◆ **RECORDS**:
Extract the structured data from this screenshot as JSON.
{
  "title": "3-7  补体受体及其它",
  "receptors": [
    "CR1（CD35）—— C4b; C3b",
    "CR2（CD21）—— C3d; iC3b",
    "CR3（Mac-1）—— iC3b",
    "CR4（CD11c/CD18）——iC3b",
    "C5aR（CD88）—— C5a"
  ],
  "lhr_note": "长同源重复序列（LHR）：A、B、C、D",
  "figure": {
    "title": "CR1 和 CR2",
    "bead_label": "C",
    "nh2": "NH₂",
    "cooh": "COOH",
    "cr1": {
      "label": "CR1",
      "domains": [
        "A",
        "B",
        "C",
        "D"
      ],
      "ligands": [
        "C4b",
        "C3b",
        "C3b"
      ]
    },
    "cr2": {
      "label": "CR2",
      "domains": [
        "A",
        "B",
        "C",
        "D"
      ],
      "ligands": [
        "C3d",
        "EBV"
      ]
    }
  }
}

◆ **GIVEN REQUEST**:
Set every line of the listing down word for word.

◆ **THE SOLUTION**:
Extract the structured data from this screenshot as JSON.
{
  "title": "3-7  补体受体及其它",
  "receptors": [
    "CR1（CD35）—— C4b; C3b",
    "CR2（CD21）—— C3d; iC3b",
    "CR3（Mac-1）—— iC3b",
    "CR4（CD11c/CD18）——iC3b",
    "C5aR（CD88）—— C5a"
  ],
  "lhr_note": "长同源重复序列（LHR）：A、B、C、D",
  "figure": {
    "title": "CR1 和 CR2",
    "bead_label": "C",
    "nh2": "NH₂",
    "cooh": "COOH",
    "cr1": {
      "label": "CR1",
      "domains": [
        "A",
        "B",
        "C",
        "D"
      ],
      "ligands": [
        "C4b",
        "C3b",
        "C3b"
      ]
    },
    "cr2": {
      "label": "CR2",
      "domains": [
        "A",
        "B",
        "C",
        "D"
      ],
      "ligands": [
        "C3d",
        "EBV"
      ]
    }
  }
}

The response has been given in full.